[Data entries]
■ ■ ■ ■ ■
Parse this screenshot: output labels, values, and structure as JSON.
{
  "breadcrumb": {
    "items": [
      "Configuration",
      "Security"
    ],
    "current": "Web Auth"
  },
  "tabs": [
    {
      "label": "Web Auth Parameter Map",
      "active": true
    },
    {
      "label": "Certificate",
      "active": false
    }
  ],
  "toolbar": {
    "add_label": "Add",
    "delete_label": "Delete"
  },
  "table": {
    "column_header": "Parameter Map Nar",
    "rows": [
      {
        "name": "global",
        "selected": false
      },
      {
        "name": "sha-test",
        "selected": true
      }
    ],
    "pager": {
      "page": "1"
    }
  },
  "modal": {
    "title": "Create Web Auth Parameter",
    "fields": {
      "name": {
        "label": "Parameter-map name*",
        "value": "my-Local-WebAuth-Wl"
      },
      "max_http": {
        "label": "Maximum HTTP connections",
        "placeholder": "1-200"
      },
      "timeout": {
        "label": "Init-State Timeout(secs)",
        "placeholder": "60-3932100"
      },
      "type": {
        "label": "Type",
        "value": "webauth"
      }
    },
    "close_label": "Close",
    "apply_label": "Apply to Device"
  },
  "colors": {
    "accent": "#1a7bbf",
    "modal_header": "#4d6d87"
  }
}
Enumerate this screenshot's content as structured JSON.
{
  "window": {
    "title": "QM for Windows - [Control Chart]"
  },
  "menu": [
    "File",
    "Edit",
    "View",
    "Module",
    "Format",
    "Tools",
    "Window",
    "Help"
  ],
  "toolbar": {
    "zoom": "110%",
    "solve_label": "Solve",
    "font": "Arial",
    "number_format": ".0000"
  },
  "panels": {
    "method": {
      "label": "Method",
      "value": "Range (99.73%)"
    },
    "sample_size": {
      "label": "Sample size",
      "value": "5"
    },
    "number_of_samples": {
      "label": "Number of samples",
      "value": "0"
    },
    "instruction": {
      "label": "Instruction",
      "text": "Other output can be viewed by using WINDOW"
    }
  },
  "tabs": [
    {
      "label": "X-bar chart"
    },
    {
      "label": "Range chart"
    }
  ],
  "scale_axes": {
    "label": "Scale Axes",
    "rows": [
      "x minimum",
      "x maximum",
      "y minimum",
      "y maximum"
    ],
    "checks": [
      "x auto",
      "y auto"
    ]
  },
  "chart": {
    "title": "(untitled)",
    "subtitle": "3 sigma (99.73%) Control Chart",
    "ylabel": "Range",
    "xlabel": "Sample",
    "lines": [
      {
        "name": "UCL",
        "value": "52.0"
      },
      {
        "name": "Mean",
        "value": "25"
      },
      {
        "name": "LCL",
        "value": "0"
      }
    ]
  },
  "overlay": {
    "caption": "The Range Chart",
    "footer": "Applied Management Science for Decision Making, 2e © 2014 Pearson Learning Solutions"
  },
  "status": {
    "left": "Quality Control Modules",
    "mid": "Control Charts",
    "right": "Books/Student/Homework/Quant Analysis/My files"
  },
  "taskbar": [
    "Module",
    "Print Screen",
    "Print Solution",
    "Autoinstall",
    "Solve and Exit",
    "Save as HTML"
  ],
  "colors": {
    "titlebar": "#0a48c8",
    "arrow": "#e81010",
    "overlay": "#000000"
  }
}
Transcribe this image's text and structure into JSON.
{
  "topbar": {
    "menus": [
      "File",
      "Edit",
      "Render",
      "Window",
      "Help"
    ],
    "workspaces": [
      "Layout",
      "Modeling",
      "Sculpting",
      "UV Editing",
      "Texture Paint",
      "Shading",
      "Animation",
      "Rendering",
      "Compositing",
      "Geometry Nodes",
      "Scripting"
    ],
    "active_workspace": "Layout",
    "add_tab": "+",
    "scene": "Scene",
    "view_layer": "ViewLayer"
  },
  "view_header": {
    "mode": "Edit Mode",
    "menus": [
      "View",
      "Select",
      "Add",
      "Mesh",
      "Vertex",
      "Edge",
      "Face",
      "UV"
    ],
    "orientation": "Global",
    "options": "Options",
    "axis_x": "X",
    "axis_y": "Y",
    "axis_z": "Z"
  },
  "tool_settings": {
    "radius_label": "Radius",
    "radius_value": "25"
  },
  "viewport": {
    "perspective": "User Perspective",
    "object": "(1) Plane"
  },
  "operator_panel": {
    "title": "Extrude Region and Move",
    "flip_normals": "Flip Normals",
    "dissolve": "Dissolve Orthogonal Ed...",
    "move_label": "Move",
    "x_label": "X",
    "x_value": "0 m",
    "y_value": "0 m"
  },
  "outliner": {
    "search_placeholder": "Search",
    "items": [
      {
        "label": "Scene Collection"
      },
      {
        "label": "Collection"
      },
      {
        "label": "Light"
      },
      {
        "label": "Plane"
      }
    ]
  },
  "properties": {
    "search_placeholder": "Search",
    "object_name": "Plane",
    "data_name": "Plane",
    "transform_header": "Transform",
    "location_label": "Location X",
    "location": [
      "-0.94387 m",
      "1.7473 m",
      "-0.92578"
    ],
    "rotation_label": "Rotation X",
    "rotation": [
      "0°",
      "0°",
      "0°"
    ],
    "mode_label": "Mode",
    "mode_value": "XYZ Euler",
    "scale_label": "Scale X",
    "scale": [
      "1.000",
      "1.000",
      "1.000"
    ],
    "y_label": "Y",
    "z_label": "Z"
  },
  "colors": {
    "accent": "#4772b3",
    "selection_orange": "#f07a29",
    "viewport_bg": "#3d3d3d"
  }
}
■ ■ ■ ■ ■
**GOAL OF THE EXERCISE**
Collect the lines of the records that include the string "Control".

**RESPONSE TO THIS TASK**
    "title": "QM for Windows - [Control Chart]"
    "subtitle": "3 sigma (99.73%) Control Chart",
    "left": "Quality Control Modules",
    "mid": "Control Charts",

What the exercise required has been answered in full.